▸ Given task: Show every line of the records below that contains the word "selected".

▸ Information supplied:
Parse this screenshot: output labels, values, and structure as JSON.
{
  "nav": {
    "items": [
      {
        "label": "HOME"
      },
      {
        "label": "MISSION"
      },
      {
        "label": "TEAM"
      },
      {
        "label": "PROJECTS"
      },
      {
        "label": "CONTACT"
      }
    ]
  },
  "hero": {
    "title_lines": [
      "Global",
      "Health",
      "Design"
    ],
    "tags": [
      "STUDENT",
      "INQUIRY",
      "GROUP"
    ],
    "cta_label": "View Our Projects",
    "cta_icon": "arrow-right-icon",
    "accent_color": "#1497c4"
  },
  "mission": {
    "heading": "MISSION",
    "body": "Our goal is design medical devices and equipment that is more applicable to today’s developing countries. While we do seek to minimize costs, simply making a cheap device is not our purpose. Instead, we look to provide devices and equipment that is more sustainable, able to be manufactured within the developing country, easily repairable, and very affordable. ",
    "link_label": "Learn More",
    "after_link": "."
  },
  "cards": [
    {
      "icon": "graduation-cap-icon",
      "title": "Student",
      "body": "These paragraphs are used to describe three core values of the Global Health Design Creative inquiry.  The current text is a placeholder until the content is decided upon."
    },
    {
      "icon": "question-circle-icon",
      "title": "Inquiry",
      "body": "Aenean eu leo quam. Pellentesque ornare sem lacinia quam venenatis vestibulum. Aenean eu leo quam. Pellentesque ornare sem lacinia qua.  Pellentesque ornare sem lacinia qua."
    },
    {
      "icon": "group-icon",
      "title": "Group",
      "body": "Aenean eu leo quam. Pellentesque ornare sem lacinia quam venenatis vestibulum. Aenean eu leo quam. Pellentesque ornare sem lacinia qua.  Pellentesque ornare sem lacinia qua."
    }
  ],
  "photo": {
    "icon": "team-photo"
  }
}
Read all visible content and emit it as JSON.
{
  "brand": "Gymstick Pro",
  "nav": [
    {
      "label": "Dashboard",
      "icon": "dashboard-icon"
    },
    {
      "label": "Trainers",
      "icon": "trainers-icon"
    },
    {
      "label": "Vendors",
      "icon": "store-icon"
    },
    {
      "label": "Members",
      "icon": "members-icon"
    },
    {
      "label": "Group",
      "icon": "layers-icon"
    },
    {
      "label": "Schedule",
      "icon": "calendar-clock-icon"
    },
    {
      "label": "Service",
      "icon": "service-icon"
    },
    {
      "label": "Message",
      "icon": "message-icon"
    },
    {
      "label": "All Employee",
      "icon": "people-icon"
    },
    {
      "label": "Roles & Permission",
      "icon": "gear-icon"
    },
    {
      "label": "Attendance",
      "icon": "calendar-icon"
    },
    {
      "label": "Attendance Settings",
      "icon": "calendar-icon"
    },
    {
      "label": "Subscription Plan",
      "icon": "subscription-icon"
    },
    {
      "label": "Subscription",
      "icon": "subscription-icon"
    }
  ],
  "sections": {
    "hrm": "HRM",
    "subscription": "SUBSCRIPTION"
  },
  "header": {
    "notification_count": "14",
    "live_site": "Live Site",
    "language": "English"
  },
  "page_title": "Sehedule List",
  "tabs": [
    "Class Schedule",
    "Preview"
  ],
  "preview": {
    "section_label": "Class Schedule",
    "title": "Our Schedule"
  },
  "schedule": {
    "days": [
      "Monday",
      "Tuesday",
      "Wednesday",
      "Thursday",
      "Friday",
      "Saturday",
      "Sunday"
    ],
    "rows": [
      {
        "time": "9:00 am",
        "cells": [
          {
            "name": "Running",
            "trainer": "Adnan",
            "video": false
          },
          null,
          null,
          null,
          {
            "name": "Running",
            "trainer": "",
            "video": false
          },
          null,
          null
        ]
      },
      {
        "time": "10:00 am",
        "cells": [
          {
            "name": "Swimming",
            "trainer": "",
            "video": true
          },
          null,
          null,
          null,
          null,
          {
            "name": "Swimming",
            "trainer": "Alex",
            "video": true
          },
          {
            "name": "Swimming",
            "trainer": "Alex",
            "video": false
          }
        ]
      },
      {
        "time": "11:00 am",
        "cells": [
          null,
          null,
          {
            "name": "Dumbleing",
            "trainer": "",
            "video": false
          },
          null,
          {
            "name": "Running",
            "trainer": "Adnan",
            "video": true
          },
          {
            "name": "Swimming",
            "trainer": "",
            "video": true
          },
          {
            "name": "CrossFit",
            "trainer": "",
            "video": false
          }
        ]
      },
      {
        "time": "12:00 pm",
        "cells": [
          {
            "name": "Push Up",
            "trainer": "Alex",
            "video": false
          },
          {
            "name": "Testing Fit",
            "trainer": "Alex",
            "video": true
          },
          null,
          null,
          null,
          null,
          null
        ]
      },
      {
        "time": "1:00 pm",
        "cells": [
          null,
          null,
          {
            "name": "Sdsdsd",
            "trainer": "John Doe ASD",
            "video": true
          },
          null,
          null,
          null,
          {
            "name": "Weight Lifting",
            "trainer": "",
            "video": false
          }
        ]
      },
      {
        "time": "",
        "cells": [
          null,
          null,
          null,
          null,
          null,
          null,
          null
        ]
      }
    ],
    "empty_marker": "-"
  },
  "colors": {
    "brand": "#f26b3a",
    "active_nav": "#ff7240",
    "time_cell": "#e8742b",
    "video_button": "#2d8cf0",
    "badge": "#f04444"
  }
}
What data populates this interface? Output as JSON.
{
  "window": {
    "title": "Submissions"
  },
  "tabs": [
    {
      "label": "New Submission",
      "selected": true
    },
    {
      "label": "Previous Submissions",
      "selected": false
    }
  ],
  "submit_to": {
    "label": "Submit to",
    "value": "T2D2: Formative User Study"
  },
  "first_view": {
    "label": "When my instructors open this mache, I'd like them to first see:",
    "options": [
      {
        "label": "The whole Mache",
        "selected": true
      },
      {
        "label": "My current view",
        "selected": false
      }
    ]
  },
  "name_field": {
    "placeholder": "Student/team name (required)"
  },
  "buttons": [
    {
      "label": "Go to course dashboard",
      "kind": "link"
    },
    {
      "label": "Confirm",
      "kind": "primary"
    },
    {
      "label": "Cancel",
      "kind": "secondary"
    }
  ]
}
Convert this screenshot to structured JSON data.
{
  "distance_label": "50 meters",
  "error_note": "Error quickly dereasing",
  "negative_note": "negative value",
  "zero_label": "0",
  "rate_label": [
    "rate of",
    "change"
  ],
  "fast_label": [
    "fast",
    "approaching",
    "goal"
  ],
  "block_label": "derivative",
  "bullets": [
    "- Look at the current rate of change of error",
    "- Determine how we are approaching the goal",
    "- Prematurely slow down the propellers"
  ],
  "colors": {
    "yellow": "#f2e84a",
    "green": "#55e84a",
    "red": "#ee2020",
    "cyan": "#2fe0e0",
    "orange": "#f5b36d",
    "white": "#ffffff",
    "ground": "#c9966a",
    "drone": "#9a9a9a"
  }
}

▸ Reply to the exercise:
      "selected": true
      "selected": false
        "selected": true
        "selected": false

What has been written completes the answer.